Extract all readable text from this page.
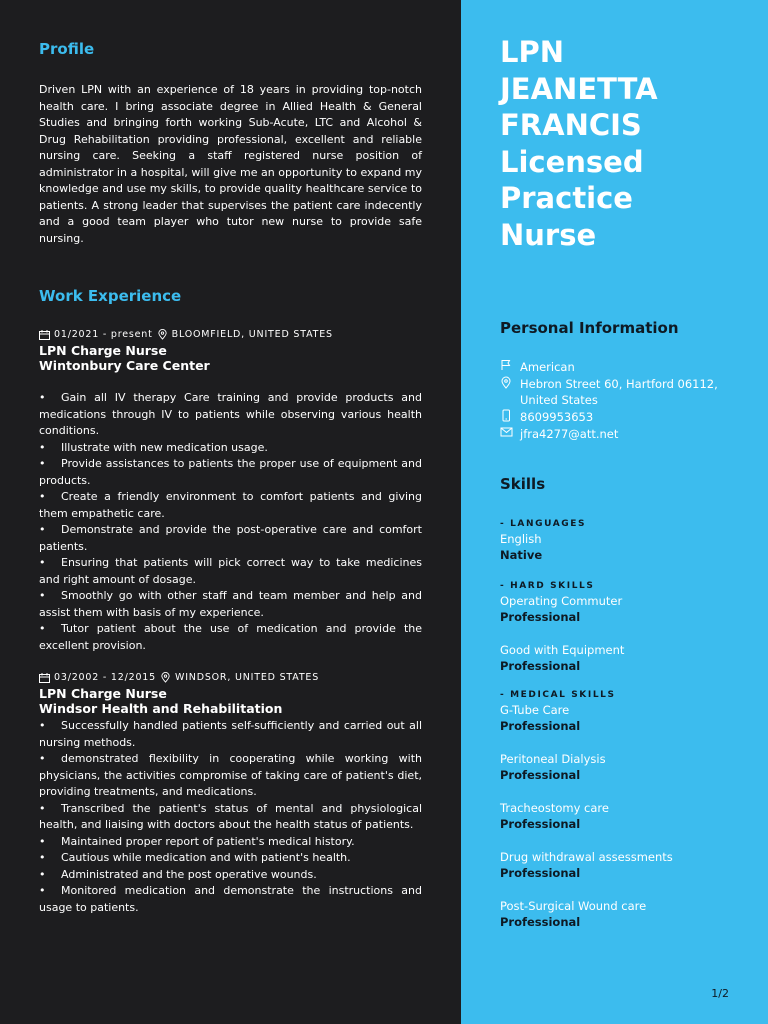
Profile
Driven LPN with an experience of 18 years in providing top-notch health care. I bring associate degree in Allied Health & General Studies and bringing forth working Sub-Acute, LTC and Alcohol & Drug Rehabilitation providing professional, excellent and reliable nursing care. Seeking a staff registered nurse position of administrator in a hospital, will give me an opportunity to expand my knowledge and use my skills, to provide quality healthcare service to patients. A strong leader that supervises the patient care indecently and a good team player who tutor new nurse to provide safe nursing.
Work Experience
01/2021 - present BLOOMFIELD, UNITED STATES
LPN Charge Nurse
Wintonbury Care Center
• Gain all IV therapy Care training and provide products and medications through IV to patients while observing various health conditions.
• Illustrate with new medication usage.
• Provide assistances to patients the proper use of equipment and products.
• Create a friendly environment to comfort patients and giving them empathetic care.
• Demonstrate and provide the post-operative care and comfort patients.
• Ensuring that patients will pick correct way to take medicines and right amount of dosage.
• Smoothly go with other staff and team member and help and assist them with basis of my experience.
• Tutor patient about the use of medication and provide the excellent provision.
03/2002 - 12/2015 WINDSOR, UNITED STATES
LPN Charge Nurse
Windsor Health and Rehabilitation
• Successfully handled patients self-sufficiently and carried out all nursing methods.
• demonstrated flexibility in cooperating while working with physicians, the activities compromise of taking care of patient's diet, providing treatments, and medications.
• Transcribed the patient's status of mental and physiological health, and liaising with doctors about the health status of patients.
• Maintained proper report of patient's medical history.
• Cautious while medication and with patient's health.
• Administrated and the post operative wounds.
• Monitored medication and demonstrate the instructions and usage to patients.
LPN
JEANETTA
FRANCIS
Licensed
Practice
Nurse
Personal Information
American
Hebron Street 60, Hartford 06112, United States
8609953653
jfra4277@att.net
Skills
- LANGUAGES
English
Native
- HARD SKILLS
Operating Commuter
Professional
Good with Equipment
Professional
- MEDICAL SKILLS
G-Tube Care
Professional
Peritoneal Dialysis
Professional
Tracheostomy care
Professional
Drug withdrawal assessments
Professional
Post-Surgical Wound care
Professional
1/2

WHAT YOU SHOULD DO — Some lines in the data above may hold the word "that". Say how many, with no other words.

SOLUTION FOR THIS PROBLEM — 2